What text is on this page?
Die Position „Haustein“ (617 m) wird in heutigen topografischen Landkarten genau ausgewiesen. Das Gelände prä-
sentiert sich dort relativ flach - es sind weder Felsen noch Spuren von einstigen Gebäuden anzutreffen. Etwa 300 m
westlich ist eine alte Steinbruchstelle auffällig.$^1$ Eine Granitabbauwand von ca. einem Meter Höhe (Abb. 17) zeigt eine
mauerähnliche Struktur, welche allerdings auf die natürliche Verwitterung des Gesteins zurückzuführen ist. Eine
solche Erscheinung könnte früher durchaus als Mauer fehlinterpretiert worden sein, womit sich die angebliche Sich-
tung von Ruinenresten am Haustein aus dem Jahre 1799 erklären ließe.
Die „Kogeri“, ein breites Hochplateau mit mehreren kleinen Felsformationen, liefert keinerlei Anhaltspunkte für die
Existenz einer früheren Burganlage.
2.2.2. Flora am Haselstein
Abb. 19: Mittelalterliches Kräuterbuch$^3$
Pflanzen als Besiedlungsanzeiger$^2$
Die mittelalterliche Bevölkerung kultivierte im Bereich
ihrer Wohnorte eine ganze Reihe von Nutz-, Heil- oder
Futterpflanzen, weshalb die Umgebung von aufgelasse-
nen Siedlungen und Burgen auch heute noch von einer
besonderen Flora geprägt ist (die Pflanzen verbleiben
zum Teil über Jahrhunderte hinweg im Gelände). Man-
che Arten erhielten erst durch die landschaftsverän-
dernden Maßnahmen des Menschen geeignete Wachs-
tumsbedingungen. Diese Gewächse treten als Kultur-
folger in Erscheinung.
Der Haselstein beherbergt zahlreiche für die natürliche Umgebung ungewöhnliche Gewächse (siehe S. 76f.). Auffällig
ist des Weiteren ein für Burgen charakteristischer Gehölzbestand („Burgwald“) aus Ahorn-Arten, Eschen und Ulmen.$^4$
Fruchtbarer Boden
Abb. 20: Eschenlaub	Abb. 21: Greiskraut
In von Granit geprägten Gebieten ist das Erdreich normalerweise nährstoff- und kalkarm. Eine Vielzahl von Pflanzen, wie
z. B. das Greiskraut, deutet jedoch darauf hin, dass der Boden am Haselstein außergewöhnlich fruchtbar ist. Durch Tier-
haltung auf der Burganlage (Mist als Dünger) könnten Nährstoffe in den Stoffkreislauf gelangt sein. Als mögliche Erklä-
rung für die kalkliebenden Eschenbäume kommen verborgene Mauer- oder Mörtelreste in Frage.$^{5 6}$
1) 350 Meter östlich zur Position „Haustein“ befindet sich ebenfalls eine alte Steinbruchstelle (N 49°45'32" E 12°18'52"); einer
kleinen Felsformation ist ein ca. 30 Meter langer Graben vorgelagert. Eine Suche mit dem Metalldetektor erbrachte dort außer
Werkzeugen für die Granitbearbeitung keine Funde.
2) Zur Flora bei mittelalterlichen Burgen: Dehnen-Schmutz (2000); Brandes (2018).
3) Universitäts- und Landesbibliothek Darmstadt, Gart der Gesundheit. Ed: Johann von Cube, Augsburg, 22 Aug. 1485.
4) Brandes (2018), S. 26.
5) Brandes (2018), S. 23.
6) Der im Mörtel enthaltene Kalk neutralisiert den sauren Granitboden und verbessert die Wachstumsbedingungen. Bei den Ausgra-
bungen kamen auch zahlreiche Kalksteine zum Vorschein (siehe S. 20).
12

- _Problem_
Output all of the material exactly as written.

- _Answer_
What text is on this page?
Die Position „Haustein“ (617 m) wird in heutigen topografischen Landkarten genau ausgewiesen. Das Gelände prä-
sentiert sich dort relativ flach - es sind weder Felsen noch Spuren von einstigen Gebäuden anzutreffen. Etwa 300 m
westlich ist eine alte Steinbruchstelle auffällig.$^1$ Eine Granitabbauwand von ca. einem Meter Höhe (Abb. 17) zeigt eine
mauerähnliche Struktur, welche allerdings auf die natürliche Verwitterung des Gesteins zurückzuführen ist. Eine
solche Erscheinung könnte früher durchaus als Mauer fehlinterpretiert worden sein, womit sich die angebliche Sich-
tung von Ruinenresten am Haustein aus dem Jahre 1799 erklären ließe.
Die „Kogeri“, ein breites Hochplateau mit mehreren kleinen Felsformationen, liefert keinerlei Anhaltspunkte für die
Existenz einer früheren Burganlage.
2.2.2. Flora am Haselstein
Abb. 19: Mittelalterliches Kräuterbuch$^3$
Pflanzen als Besiedlungsanzeiger$^2$
Die mittelalterliche Bevölkerung kultivierte im Bereich
ihrer Wohnorte eine ganze Reihe von Nutz-, Heil- oder
Futterpflanzen, weshalb die Umgebung von aufgelasse-
nen Siedlungen und Burgen auch heute noch von einer
besonderen Flora geprägt ist (die Pflanzen verbleiben
zum Teil über Jahrhunderte hinweg im Gelände). Man-
che Arten erhielten erst durch die landschaftsverän-
dernden Maßnahmen des Menschen geeignete Wachs-
tumsbedingungen. Diese Gewächse treten als Kultur-
folger in Erscheinung.
Der Haselstein beherbergt zahlreiche für die natürliche Umgebung ungewöhnliche Gewächse (siehe S. 76f.). Auffällig
ist des Weiteren ein für Burgen charakteristischer Gehölzbestand („Burgwald“) aus Ahorn-Arten, Eschen und Ulmen.$^4$
Fruchtbarer Boden
Abb. 20: Eschenlaub	Abb. 21: Greiskraut
In von Granit geprägten Gebieten ist das Erdreich normalerweise nährstoff- und kalkarm. Eine Vielzahl von Pflanzen, wie
z. B. das Greiskraut, deutet jedoch darauf hin, dass der Boden am Haselstein außergewöhnlich fruchtbar ist. Durch Tier-
haltung auf der Burganlage (Mist als Dünger) könnten Nährstoffe in den Stoffkreislauf gelangt sein. Als mögliche Erklä-
rung für die kalkliebenden Eschenbäume kommen verborgene Mauer- oder Mörtelreste in Frage.$^{5 6}$
1) 350 Meter östlich zur Position „Haustein“ befindet sich ebenfalls eine alte Steinbruchstelle (N 49°45'32" E 12°18'52"); einer
kleinen Felsformation ist ein ca. 30 Meter langer Graben vorgelagert. Eine Suche mit dem Metalldetektor erbrachte dort außer
Werkzeugen für die Granitbearbeitung keine Funde.
2) Zur Flora bei mittelalterlichen Burgen: Dehnen-Schmutz (2000); Brandes (2018).
3) Universitäts- und Landesbibliothek Darmstadt, Gart der Gesundheit. Ed: Johann von Cube, Augsburg, 22 Aug. 1485.
4) Brandes (2018), S. 26.
5) Brandes (2018), S. 23.
6) Der im Mörtel enthaltene Kalk neutralisiert den sauren Granitboden und verbessert die Wachstumsbedingungen. Bei den Ausgra-
bungen kamen auch zahlreiche Kalksteine zum Vorschein (siehe S. 20).
12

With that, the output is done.